SHORT PROBLEM: Every entry must be repeated exactly. Exclude all pictures.

RECORDS FOR THE TASK:

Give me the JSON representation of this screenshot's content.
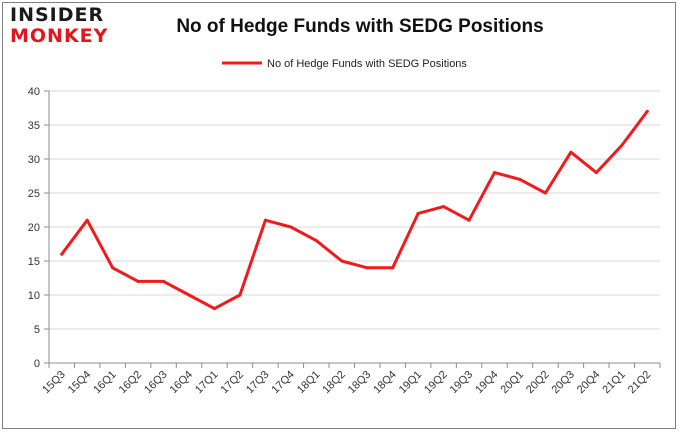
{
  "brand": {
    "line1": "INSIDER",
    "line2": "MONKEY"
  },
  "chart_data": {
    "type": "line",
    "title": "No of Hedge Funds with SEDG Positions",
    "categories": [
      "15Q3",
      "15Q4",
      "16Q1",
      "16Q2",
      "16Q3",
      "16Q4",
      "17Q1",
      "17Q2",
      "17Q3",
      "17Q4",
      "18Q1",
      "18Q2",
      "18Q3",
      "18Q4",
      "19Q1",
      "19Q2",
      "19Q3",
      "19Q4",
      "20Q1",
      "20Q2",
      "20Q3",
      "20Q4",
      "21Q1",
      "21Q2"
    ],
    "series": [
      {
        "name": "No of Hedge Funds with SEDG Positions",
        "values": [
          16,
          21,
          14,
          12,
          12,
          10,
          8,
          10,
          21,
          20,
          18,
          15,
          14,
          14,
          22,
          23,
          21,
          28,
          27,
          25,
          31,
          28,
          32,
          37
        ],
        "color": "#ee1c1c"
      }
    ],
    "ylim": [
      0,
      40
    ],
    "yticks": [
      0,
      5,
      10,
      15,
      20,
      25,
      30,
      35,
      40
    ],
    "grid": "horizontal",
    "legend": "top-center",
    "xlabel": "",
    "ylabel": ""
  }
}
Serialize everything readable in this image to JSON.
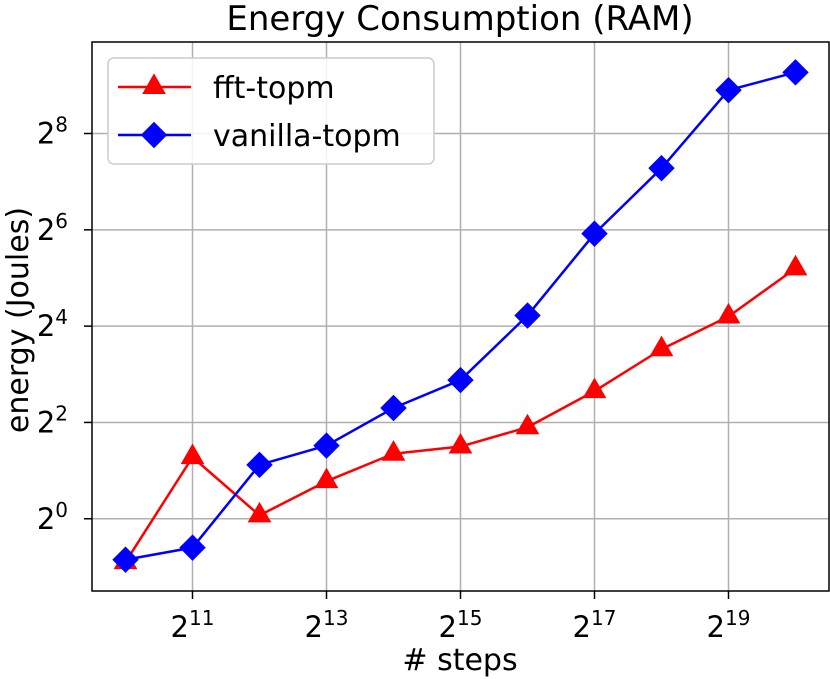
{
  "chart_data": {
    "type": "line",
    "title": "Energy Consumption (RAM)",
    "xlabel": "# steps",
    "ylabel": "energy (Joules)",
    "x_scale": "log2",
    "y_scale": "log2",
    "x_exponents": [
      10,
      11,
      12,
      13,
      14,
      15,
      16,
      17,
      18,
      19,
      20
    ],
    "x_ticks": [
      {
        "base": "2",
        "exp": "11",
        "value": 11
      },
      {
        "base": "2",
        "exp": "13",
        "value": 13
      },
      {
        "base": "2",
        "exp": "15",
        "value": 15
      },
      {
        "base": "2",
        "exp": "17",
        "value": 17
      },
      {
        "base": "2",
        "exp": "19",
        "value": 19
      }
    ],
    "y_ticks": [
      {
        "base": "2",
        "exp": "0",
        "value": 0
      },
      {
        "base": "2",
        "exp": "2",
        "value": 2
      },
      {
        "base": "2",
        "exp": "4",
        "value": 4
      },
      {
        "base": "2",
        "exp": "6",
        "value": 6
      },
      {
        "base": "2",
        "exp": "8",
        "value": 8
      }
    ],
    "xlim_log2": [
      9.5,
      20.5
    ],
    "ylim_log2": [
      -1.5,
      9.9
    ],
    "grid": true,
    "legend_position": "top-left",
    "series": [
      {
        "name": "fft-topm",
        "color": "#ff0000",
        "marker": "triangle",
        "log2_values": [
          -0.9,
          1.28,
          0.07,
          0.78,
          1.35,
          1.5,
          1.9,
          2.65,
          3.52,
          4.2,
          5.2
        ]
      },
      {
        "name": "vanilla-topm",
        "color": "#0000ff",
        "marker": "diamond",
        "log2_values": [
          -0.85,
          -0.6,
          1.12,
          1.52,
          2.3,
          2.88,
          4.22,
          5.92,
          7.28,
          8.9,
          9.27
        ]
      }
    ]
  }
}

OUTPUT:
Give me the JSON representation of this screenshot's content.
{
  "brand": {
    "line1": "INSIDER",
    "line2": "MONKEY"
  },
  "chart_data": {
    "type": "line",
    "title": "No of Hedge Funds with SEDG Positions",
    "categories": [
      "15Q3",
      "15Q4",
      "16Q1",
      "16Q2",
      "16Q3",
      "16Q4",
      "17Q1",
      "17Q2",
      "17Q3",
      "17Q4",
      "18Q1",
      "18Q2",
      "18Q3",
      "18Q4",
      "19Q1",
      "19Q2",
      "19Q3",
      "19Q4",
      "20Q1",
      "20Q2",
      "20Q3",
      "20Q4",
      "21Q1",
      "21Q2"
    ],
    "series": [
      {
        "name": "No of Hedge Funds with SEDG Positions",
        "values": [
          16,
          21,
          14,
          12,
          12,
          10,
          8,
          10,
          21,
          20,
          18,
          15,
          14,
          14,
          22,
          23,
          21,
          28,
          27,
          25,
          31,
          28,
          32,
          37
        ],
        "color": "#ee1c1c"
      }
    ],
    "ylim": [
      0,
      40
    ],
    "yticks": [
      0,
      5,
      10,
      15,
      20,
      25,
      30,
      35,
      40
    ],
    "grid": "horizontal",
    "legend": "top-center",
    "xlabel": "",
    "ylabel": ""
  }
}
Serialize everything readable in this image to JSON.
{
  "chart_data": {
    "type": "line",
    "title": "Energy Consumption (RAM)",
    "xlabel": "# steps",
    "ylabel": "energy (Joules)",
    "x_scale": "log2",
    "y_scale": "log2",
    "x_exponents": [
      10,
      11,
      12,
      13,
      14,
      15,
      16,
      17,
      18,
      19,
      20
    ],
    "x_ticks": [
      {
        "base": "2",
        "exp": "11",
        "value": 11
      },
      {
        "base": "2",
        "exp": "13",
        "value": 13
      },
      {
        "base": "2",
        "exp": "15",
        "value": 15
      },
      {
        "base": "2",
        "exp": "17",
        "value": 17
      },
      {
        "base": "2",
        "exp": "19",
        "value": 19
      }
    ],
    "y_ticks": [
      {
        "base": "2",
        "exp": "0",
        "value": 0
      },
      {
        "base": "2",
        "exp": "2",
        "value": 2
      },
      {
        "base": "2",
        "exp": "4",
        "value": 4
      },
      {
        "base": "2",
        "exp": "6",
        "value": 6
      },
      {
        "base": "2",
        "exp": "8",
        "value": 8
      }
    ],
    "xlim_log2": [
      9.5,
      20.5
    ],
    "ylim_log2": [
      -1.5,
      9.9
    ],
    "grid": true,
    "legend_position": "top-left",
    "series": [
      {
        "name": "fft-topm",
        "color": "#ff0000",
        "marker": "triangle",
        "log2_values": [
          -0.9,
          1.28,
          0.07,
          0.78,
          1.35,
          1.5,
          1.9,
          2.65,
          3.52,
          4.2,
          5.2
        ]
      },
      {
        "name": "vanilla-topm",
        "color": "#0000ff",
        "marker": "diamond",
        "log2_values": [
          -0.85,
          -0.6,
          1.12,
          1.52,
          2.3,
          2.88,
          4.22,
          5.92,
          7.28,
          8.9,
          9.27
        ]
      }
    ]
  }
}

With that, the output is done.